#### ABOUT THIS TASK:
Reproduce word for word the stretch of the article on off-chain computation in Solidity from "You compute a" through "correct insert position).".

Design Pattern Solidity: Off-chain beats on-chain

Why you should do as much as possible off-chain

As you might have realized, Ethereum transactions are anything but cheap. In particular, if you are computing complex things or storing a lot of data. That means sometimes we cannot put all logic inside Solidity.

Instead, we can utilize off-chain computations to help us. A very simple example would be:


function storeSum(uint256 a, uint256 b) {
  storedSum = a + b;


function storeSum(uint256 _storedSum) {
  storedSum = _storedSum;

You compute a + b before sending out the transaction. Very simple. Now this simple pattern is valid for almost everything and it can be sometimes quite challenging finding the most efficient way to do more off-chain.

Sorted Ranking Example with Off-Chain Sorting

Let's look at a more complex example. This was something I actually did recently. The requirement was to have a ranking for users inside the smart contract. At first glance that might sound very easy, but a ranking means having a sorted array. And keeping a sorted array of length n means on average for a new insertion an added complexity of n/2 (for finding the correct insert position).

#### RECORDS SHOWN:
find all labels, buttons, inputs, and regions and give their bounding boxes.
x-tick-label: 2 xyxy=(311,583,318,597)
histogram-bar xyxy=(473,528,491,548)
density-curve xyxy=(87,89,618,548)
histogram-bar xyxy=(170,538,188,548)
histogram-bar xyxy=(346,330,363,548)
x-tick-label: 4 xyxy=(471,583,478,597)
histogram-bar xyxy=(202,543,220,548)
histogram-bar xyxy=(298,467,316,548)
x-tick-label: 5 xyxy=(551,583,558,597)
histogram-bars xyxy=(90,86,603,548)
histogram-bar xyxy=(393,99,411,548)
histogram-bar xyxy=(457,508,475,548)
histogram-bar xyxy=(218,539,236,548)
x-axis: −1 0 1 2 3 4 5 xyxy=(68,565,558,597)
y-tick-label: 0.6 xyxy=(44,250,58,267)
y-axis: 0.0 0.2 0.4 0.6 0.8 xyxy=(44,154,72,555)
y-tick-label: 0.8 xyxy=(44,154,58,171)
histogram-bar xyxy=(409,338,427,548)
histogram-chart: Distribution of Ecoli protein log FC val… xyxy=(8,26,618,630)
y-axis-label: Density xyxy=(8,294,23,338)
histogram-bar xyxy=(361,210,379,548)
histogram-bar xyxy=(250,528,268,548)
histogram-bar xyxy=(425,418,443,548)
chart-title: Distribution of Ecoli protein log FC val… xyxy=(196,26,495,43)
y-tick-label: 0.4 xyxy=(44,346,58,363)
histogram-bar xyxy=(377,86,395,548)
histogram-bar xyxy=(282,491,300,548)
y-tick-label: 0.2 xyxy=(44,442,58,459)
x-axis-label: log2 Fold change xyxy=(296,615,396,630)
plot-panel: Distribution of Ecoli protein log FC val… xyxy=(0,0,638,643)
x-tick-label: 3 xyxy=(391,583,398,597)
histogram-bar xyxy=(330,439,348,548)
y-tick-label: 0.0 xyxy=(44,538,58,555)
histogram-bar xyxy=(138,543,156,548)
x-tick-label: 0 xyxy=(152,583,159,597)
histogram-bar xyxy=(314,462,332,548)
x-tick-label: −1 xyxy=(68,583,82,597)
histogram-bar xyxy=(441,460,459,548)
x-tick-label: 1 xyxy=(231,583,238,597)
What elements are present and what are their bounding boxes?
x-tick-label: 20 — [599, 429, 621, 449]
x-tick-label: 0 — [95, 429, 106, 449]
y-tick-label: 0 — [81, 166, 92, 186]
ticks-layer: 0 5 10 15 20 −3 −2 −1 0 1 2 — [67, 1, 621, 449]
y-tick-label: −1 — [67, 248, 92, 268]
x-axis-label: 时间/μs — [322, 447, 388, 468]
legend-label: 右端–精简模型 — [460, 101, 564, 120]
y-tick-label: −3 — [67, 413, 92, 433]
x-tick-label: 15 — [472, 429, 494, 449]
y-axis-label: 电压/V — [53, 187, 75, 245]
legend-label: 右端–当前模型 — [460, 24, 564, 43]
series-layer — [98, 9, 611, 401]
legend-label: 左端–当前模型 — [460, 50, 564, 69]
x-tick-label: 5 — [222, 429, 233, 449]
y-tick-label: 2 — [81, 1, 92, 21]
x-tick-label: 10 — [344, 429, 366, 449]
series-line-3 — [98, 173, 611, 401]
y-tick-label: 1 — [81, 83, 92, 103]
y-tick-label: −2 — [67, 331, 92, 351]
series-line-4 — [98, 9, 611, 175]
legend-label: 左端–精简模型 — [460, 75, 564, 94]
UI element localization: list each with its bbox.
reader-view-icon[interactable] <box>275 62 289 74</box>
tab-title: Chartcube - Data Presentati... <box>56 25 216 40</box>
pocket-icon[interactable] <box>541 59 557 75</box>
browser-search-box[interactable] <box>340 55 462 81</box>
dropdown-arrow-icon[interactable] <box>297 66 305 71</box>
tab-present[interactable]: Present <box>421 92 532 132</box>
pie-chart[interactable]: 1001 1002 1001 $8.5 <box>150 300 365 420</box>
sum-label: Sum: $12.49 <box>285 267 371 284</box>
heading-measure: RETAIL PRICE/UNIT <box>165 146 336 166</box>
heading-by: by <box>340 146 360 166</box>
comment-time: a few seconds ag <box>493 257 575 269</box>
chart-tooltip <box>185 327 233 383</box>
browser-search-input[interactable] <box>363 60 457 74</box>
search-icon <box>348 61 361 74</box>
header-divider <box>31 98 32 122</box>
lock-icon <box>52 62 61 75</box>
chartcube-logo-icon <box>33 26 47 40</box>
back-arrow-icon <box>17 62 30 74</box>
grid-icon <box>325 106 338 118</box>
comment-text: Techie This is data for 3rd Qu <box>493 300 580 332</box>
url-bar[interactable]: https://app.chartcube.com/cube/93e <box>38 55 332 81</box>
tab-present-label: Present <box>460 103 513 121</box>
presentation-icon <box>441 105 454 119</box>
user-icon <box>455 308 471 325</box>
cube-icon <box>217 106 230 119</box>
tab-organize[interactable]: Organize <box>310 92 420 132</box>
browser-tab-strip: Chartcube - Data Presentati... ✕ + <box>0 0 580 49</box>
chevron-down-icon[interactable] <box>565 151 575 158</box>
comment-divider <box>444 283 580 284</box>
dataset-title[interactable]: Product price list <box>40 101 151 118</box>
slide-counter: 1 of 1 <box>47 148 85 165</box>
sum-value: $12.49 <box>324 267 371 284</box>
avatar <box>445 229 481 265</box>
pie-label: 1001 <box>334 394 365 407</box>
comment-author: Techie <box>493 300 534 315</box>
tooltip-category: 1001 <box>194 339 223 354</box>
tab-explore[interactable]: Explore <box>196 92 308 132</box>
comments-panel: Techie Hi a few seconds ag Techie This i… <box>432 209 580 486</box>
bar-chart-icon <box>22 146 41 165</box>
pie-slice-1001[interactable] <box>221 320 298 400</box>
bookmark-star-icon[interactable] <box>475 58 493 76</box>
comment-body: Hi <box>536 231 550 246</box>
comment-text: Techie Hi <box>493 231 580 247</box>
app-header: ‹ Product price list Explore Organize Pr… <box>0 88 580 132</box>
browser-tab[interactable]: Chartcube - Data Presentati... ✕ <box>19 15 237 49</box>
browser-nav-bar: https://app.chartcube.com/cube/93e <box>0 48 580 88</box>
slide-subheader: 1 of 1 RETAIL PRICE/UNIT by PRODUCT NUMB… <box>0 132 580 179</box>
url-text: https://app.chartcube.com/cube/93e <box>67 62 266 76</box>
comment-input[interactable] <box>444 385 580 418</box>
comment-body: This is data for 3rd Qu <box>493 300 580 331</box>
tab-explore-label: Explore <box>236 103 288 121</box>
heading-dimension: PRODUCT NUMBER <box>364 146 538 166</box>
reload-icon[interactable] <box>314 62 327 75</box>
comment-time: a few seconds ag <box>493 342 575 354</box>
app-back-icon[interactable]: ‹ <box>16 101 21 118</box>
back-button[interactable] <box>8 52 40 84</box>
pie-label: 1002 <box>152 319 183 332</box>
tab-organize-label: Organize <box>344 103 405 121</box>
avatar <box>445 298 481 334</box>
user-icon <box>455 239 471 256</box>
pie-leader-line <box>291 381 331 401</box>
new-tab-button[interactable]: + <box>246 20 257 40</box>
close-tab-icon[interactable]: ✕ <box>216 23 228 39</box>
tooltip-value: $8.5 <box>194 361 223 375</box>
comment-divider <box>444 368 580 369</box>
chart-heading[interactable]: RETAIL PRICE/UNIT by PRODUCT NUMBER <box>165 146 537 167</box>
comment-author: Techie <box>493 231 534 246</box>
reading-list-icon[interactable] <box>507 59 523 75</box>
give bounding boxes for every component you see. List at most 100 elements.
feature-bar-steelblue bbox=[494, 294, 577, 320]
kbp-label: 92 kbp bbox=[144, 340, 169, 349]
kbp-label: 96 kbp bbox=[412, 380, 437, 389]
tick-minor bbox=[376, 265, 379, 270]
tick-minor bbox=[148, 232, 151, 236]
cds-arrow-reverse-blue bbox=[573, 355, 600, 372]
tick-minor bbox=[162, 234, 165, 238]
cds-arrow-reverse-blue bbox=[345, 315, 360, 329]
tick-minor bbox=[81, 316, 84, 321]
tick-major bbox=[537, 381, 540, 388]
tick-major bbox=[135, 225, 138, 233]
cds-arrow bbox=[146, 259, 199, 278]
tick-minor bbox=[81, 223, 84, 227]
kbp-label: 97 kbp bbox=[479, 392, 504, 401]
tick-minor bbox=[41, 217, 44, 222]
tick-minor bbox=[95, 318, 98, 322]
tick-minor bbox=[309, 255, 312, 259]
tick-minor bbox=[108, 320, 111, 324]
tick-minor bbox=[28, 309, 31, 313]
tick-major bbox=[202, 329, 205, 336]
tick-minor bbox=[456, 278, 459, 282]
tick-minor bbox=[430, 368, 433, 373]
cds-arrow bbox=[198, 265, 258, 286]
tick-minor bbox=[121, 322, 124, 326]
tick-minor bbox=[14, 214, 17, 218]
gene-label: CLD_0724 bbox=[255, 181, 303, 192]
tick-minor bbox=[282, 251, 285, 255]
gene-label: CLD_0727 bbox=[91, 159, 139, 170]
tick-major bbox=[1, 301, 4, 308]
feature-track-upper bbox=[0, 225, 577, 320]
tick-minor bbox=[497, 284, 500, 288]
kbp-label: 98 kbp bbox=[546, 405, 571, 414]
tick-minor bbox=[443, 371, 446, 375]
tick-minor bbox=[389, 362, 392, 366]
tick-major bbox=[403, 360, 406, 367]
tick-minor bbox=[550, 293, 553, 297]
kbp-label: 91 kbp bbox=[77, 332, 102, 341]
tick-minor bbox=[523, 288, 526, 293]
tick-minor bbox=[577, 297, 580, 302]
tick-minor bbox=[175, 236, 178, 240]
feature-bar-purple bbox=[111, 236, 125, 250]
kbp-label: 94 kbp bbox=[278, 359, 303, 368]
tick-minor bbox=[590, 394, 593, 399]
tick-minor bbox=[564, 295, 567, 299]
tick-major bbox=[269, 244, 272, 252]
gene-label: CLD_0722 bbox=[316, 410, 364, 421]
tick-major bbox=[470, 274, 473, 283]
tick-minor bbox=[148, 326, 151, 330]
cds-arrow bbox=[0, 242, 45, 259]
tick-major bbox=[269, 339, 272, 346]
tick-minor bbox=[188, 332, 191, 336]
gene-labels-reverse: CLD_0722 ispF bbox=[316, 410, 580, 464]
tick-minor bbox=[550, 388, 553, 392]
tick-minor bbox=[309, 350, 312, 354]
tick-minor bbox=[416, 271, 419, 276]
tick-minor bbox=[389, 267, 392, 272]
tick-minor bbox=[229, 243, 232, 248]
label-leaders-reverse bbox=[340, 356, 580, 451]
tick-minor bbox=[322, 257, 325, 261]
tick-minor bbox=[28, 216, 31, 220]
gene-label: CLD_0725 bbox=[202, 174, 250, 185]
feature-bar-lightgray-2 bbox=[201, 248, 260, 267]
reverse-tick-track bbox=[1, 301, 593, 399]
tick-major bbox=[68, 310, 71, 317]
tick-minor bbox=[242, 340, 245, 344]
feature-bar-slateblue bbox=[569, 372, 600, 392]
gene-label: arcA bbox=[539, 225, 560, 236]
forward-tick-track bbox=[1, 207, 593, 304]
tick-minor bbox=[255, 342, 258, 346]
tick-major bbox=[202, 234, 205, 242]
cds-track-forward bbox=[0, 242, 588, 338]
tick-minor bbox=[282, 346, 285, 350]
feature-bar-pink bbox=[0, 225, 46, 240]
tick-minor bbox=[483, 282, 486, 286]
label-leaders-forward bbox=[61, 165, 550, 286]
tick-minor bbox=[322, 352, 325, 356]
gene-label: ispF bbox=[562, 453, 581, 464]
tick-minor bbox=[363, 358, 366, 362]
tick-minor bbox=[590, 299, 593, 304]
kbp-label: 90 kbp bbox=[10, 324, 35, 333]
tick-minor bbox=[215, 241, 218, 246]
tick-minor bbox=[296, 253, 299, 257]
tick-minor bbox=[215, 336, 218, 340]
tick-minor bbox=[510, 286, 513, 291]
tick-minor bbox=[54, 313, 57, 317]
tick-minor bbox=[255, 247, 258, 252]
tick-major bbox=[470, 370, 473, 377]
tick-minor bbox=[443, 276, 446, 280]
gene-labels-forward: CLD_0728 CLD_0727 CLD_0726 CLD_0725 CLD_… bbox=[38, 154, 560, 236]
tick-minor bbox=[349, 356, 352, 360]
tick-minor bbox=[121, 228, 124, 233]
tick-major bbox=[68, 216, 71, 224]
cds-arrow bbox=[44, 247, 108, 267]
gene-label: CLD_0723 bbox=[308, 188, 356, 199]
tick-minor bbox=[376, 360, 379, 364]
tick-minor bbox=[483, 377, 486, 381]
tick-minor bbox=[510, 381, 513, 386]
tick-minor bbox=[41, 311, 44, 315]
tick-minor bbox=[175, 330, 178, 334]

#### EXERCISE ANSWER:
You compute a + b before sending out the transaction. Very simple. Now this simple pattern is valid for almost everything and it can be sometimes quite challenging finding the most efficient way to do more off-chain.

Sorted Ranking Example with Off-Chain Sorting

Let's look at a more complex example. This was something I actually did recently. The requirement was to have a ranking for users inside the smart contract. At first glance that might sound very easy, but a ranking means having a sorted array. And keeping a sorted array of length n means on average for a new insertion an added complexity of n/2 (for finding the correct insert position).